Task statement -> Word for word, copy all the data and drop the pictures.

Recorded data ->
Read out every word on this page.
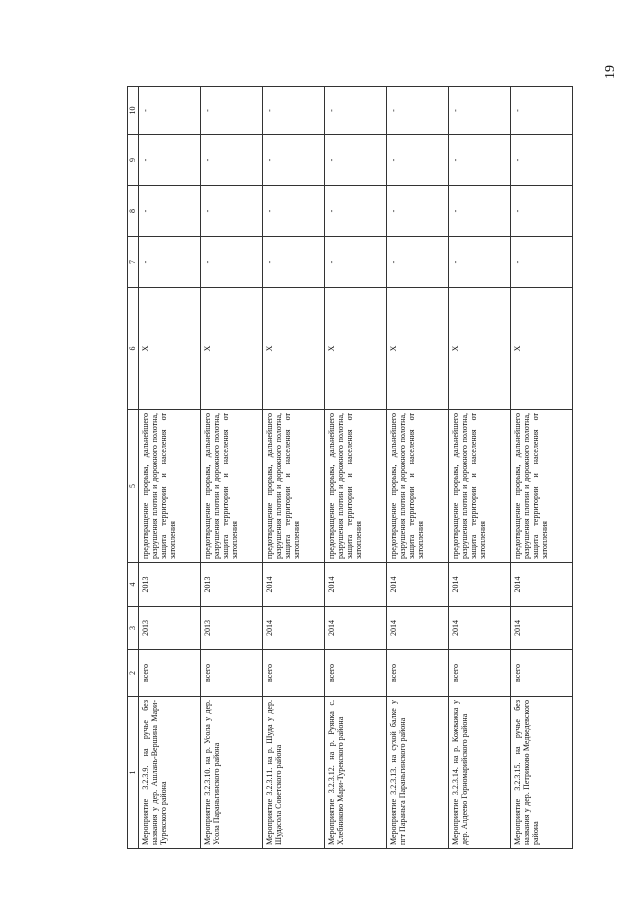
19
1	2	3	4	5	6	7	8	9	10
Мероприятие 3.2.3.9. на ручье без названия у дер. Ашлань-Вершина Мари-Турекского района	всего	2013	2013	предотвращение прорыва, дальнейшего разрушения плотин и дорожного полотна, защита территории и населения от затопления	Х	-	-	-	-
Мероприятие 3.2.3.10. на р. Усола у дер. Усола Параньгинского района	всего	2013	2013	предотвращение прорыва, дальнейшего разрушения плотин и дорожного полотна, защита территории и населения от затопления	Х	-	-	-	-
Мероприятие 3.2.3.11. на р. Шуда у дер. Шудасола Советского района	всего	2014	2014	предотвращение прорыва, дальнейшего разрушения плотин и дорожного полотна, защита территории и населения от затопления	Х	-	-	-	-
Мероприятие 3.2.3.12. на р. Руянка с. Хлебниково Мари-Турекского района	всего	2014	2014	предотвращение прорыва, дальнейшего разрушения плотин и дорожного полотна, защита территории и населения от затопления	Х	-	-	-	-
Мероприятие 3.2.3.13. на сухой балке у пгт Параньга Параньгинского района	всего	2014	2014	предотвращение прорыва, дальнейшего разрушения плотин и дорожного полотна, защита территории и населения от затопления	Х	-	-	-	-
Мероприятие 3.2.3.14. на р. Кожважка у дер. Алдеево Горномарийского района	всего	2014	2014	предотвращение прорыва, дальнейшего разрушения плотин и дорожного полотна, защита территории и населения от затопления	Х	-	-	-	-
Мероприятие 3.2.3.15. на ручье без названия у дер. Петриково Медведевского района	всего	2014	2014	предотвращение прорыва, дальнейшего разрушения плотин и дорожного полотна, защита территории и населения от затопления	Х	-	-	-	-
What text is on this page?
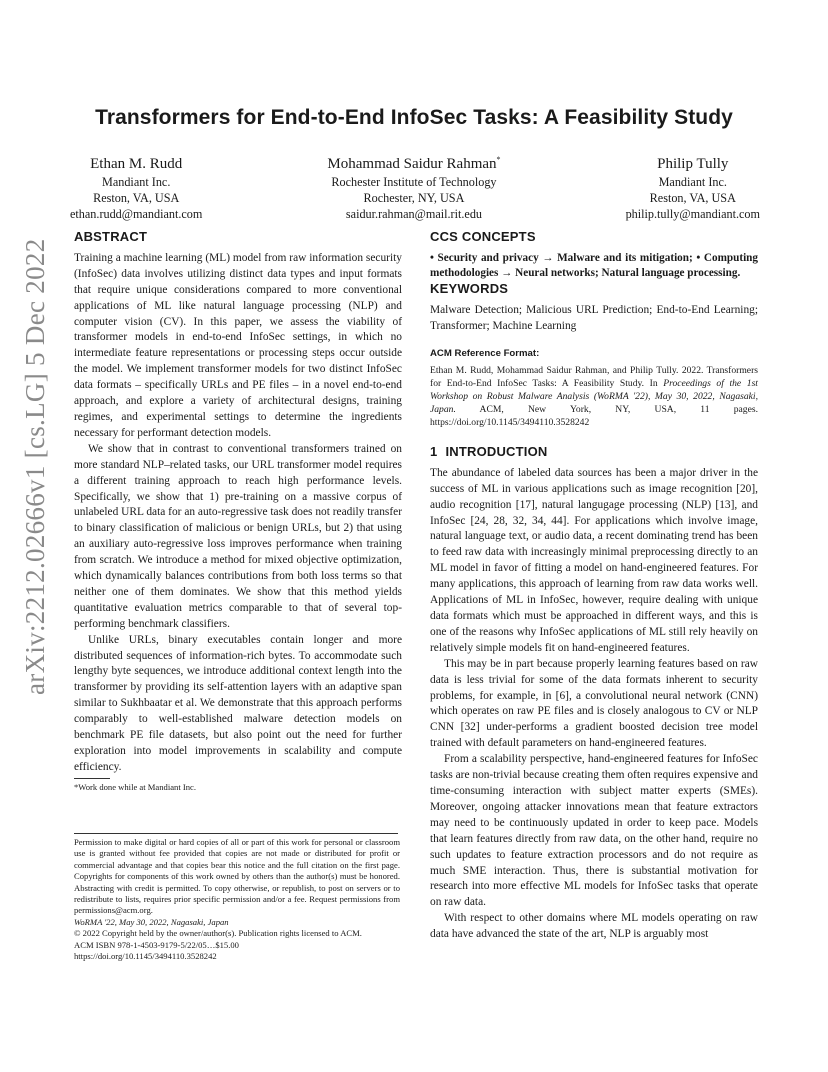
Transformers for End-to-End InfoSec Tasks: A Feasibility Study
Ethan M. Rudd
Mandiant Inc.
Reston, VA, USA
ethan.rudd@mandiant.com
Mohammad Saidur Rahman*
Rochester Institute of Technology
Rochester, NY, USA
saidur.rahman@mail.rit.edu
Philip Tully
Mandiant Inc.
Reston, VA, USA
philip.tully@mandiant.com
arXiv:2212.02666v1 [cs.LG] 5 Dec 2022
ABSTRACT

Training a machine learning (ML) model from raw information security (InfoSec) data involves utilizing distinct data types and input formats that require unique considerations compared to more conventional applications of ML like natural language processing (NLP) and computer vision (CV). In this paper, we assess the viability of transformer models in end-to-end InfoSec settings, in which no intermediate feature representations or processing steps occur outside the model. We implement transformer models for two distinct InfoSec data formats – specifically URLs and PE files – in a novel end-to-end approach, and explore a variety of architectural designs, training regimes, and experimental settings to determine the ingredients necessary for performant detection models.

We show that in contrast to conventional transformers trained on more standard NLP–related tasks, our URL transformer model requires a different training approach to reach high performance levels. Specifically, we show that 1) pre-training on a massive corpus of unlabeled URL data for an auto-regressive task does not readily transfer to binary classification of malicious or benign URLs, but 2) that using an auxiliary auto-regressive loss improves performance when training from scratch. We introduce a method for mixed objective optimization, which dynamically balances contributions from both loss terms so that neither one of them dominates. We show that this method yields quantitative evaluation metrics comparable to that of several top-performing benchmark classifiers.

Unlike URLs, binary executables contain longer and more distributed sequences of information-rich bytes. To accommodate such lengthy byte sequences, we introduce additional context length into the transformer by providing its self-attention layers with an adaptive span similar to Sukhbaatar et al. We demonstrate that this approach performs comparably to well-established malware detection models on benchmark PE file datasets, but also point out the need for further exploration into model improvements in scalability and compute efficiency.

*Work done while at Mandiant Inc.

Permission to make digital or hard copies of all or part of this work for personal or classroom use is granted without fee provided that copies are not made or distributed for profit or commercial advantage and that copies bear this notice and the full citation on the first page. Copyrights for components of this work owned by others than the author(s) must be honored. Abstracting with credit is permitted. To copy otherwise, or republish, to post on servers or to redistribute to lists, requires prior specific permission and/or a fee. Request permissions from permissions@acm.org.

WoRMA '22, May 30, 2022, Nagasaki, Japan

© 2022 Copyright held by the owner/author(s). Publication rights licensed to ACM.

ACM ISBN 978-1-4503-9179-5/22/05…$15.00

https://doi.org/10.1145/3494110.3528242

CCS CONCEPTS

• Security and privacy → Malware and its mitigation; • Computing methodologies → Neural networks; Natural language processing.

KEYWORDS

Malware Detection; Malicious URL Prediction; End-to-End Learning; Transformer; Machine Learning

ACM Reference Format:
Ethan M. Rudd, Mohammad Saidur Rahman, and Philip Tully. 2022. Transformers for End-to-End InfoSec Tasks: A Feasibility Study. In Proceedings of the 1st Workshop on Robust Malware Analysis (WoRMA '22), May 30, 2022, Nagasaki, Japan. ACM, New York, NY, USA, 11 pages. https://doi.org/10.1145/3494110.3528242
1 INTRODUCTION

The abundance of labeled data sources has been a major driver in the success of ML in various applications such as image recognition [20], audio recognition [17], natural langugage processing (NLP) [13], and InfoSec [24, 28, 32, 34, 44]. For applications which involve image, natural language text, or audio data, a recent dominating trend has been to feed raw data with increasingly minimal preprocessing directly to an ML model in favor of fitting a model on hand-engineered features. For many applications, this approach of learning from raw data works well. Applications of ML in InfoSec, however, require dealing with unique data formats which must be approached in different ways, and this is one of the reasons why InfoSec applications of ML still rely heavily on relatively simple models fit on hand-engineered features.

This may be in part because properly learning features based on raw data is less trivial for some of the data formats inherent to security problems, for example, in [6], a convolutional neural network (CNN) which operates on raw PE files and is closely analogous to CV or NLP CNN [32] under-performs a gradient boosted decision tree model trained with default parameters on hand-engineered features.

From a scalability perspective, hand-engineered features for InfoSec tasks are non-trivial because creating them often requires expensive and time-consuming interaction with subject matter experts (SMEs). Moreover, ongoing attacker innovations mean that feature extractors may need to be continuously updated in order to keep pace. Models that learn features directly from raw data, on the other hand, require no such updates to feature extraction processors and do not require as much SME interaction. Thus, there is substantial motivation for research into more effective ML models for InfoSec tasks that operate on raw data.

With respect to other domains where ML models operating on raw data have advanced the state of the art, NLP is arguably most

Task output ->
Read out every word on this page.
19
1	2	3	4	5	6	7	8	9	10
Мероприятие 3.2.3.9. на ручье без названия у дер. Ашлань-Вершина Мари-Турекского района	всего	2013	2013	предотвращение прорыва, дальнейшего разрушения плотин и дорожного полотна, защита территории и населения от затопления	Х	-	-	-	-
Мероприятие 3.2.3.10. на р. Усола у дер. Усола Параньгинского района	всего	2013	2013	предотвращение прорыва, дальнейшего разрушения плотин и дорожного полотна, защита территории и населения от затопления	Х	-	-	-	-
Мероприятие 3.2.3.11. на р. Шуда у дер. Шудасола Советского района	всего	2014	2014	предотвращение прорыва, дальнейшего разрушения плотин и дорожного полотна, защита территории и населения от затопления	Х	-	-	-	-
Мероприятие 3.2.3.12. на р. Руянка с. Хлебниково Мари-Турекского района	всего	2014	2014	предотвращение прорыва, дальнейшего разрушения плотин и дорожного полотна, защита территории и населения от затопления	Х	-	-	-	-
Мероприятие 3.2.3.13. на сухой балке у пгт Параньга Параньгинского района	всего	2014	2014	предотвращение прорыва, дальнейшего разрушения плотин и дорожного полотна, защита территории и населения от затопления	Х	-	-	-	-
Мероприятие 3.2.3.14. на р. Кожважка у дер. Алдеево Горномарийского района	всего	2014	2014	предотвращение прорыва, дальнейшего разрушения плотин и дорожного полотна, защита территории и населения от затопления	Х	-	-	-	-
Мероприятие 3.2.3.15. на ручье без названия у дер. Петриково Медведевского района	всего	2014	2014	предотвращение прорыва, дальнейшего разрушения плотин и дорожного полотна, защита территории и населения от затопления	Х	-	-	-	-
What text is on this page?
Transformers for End-to-End InfoSec Tasks: A Feasibility Study
Ethan M. Rudd
Mandiant Inc.
Reston, VA, USA
ethan.rudd@mandiant.com
Mohammad Saidur Rahman*
Rochester Institute of Technology
Rochester, NY, USA
saidur.rahman@mail.rit.edu
Philip Tully
Mandiant Inc.
Reston, VA, USA
philip.tully@mandiant.com
arXiv:2212.02666v1 [cs.LG] 5 Dec 2022
ABSTRACT

Training a machine learning (ML) model from raw information security (InfoSec) data involves utilizing distinct data types and input formats that require unique considerations compared to more conventional applications of ML like natural language processing (NLP) and computer vision (CV). In this paper, we assess the viability of transformer models in end-to-end InfoSec settings, in which no intermediate feature representations or processing steps occur outside the model. We implement transformer models for two distinct InfoSec data formats – specifically URLs and PE files – in a novel end-to-end approach, and explore a variety of architectural designs, training regimes, and experimental settings to determine the ingredients necessary for performant detection models.

We show that in contrast to conventional transformers trained on more standard NLP–related tasks, our URL transformer model requires a different training approach to reach high performance levels. Specifically, we show that 1) pre-training on a massive corpus of unlabeled URL data for an auto-regressive task does not readily transfer to binary classification of malicious or benign URLs, but 2) that using an auxiliary auto-regressive loss improves performance when training from scratch. We introduce a method for mixed objective optimization, which dynamically balances contributions from both loss terms so that neither one of them dominates. We show that this method yields quantitative evaluation metrics comparable to that of several top-performing benchmark classifiers.

Unlike URLs, binary executables contain longer and more distributed sequences of information-rich bytes. To accommodate such lengthy byte sequences, we introduce additional context length into the transformer by providing its self-attention layers with an adaptive span similar to Sukhbaatar et al. We demonstrate that this approach performs comparably to well-established malware detection models on benchmark PE file datasets, but also point out the need for further exploration into model improvements in scalability and compute efficiency.

*Work done while at Mandiant Inc.

Permission to make digital or hard copies of all or part of this work for personal or classroom use is granted without fee provided that copies are not made or distributed for profit or commercial advantage and that copies bear this notice and the full citation on the first page. Copyrights for components of this work owned by others than the author(s) must be honored. Abstracting with credit is permitted. To copy otherwise, or republish, to post on servers or to redistribute to lists, requires prior specific permission and/or a fee. Request permissions from permissions@acm.org.

WoRMA '22, May 30, 2022, Nagasaki, Japan

© 2022 Copyright held by the owner/author(s). Publication rights licensed to ACM.

ACM ISBN 978-1-4503-9179-5/22/05…$15.00

https://doi.org/10.1145/3494110.3528242

CCS CONCEPTS

• Security and privacy → Malware and its mitigation; • Computing methodologies → Neural networks; Natural language processing.

KEYWORDS

Malware Detection; Malicious URL Prediction; End-to-End Learning; Transformer; Machine Learning

ACM Reference Format:
Ethan M. Rudd, Mohammad Saidur Rahman, and Philip Tully. 2022. Transformers for End-to-End InfoSec Tasks: A Feasibility Study. In Proceedings of the 1st Workshop on Robust Malware Analysis (WoRMA '22), May 30, 2022, Nagasaki, Japan. ACM, New York, NY, USA, 11 pages. https://doi.org/10.1145/3494110.3528242
1 INTRODUCTION

The abundance of labeled data sources has been a major driver in the success of ML in various applications such as image recognition [20], audio recognition [17], natural langugage processing (NLP) [13], and InfoSec [24, 28, 32, 34, 44]. For applications which involve image, natural language text, or audio data, a recent dominating trend has been to feed raw data with increasingly minimal preprocessing directly to an ML model in favor of fitting a model on hand-engineered features. For many applications, this approach of learning from raw data works well. Applications of ML in InfoSec, however, require dealing with unique data formats which must be approached in different ways, and this is one of the reasons why InfoSec applications of ML still rely heavily on relatively simple models fit on hand-engineered features.

This may be in part because properly learning features based on raw data is less trivial for some of the data formats inherent to security problems, for example, in [6], a convolutional neural network (CNN) which operates on raw PE files and is closely analogous to CV or NLP CNN [32] under-performs a gradient boosted decision tree model trained with default parameters on hand-engineered features.

From a scalability perspective, hand-engineered features for InfoSec tasks are non-trivial because creating them often requires expensive and time-consuming interaction with subject matter experts (SMEs). Moreover, ongoing attacker innovations mean that feature extractors may need to be continuously updated in order to keep pace. Models that learn features directly from raw data, on the other hand, require no such updates to feature extraction processors and do not require as much SME interaction. Thus, there is substantial motivation for research into more effective ML models for InfoSec tasks that operate on raw data.

With respect to other domains where ML models operating on raw data have advanced the state of the art, NLP is arguably most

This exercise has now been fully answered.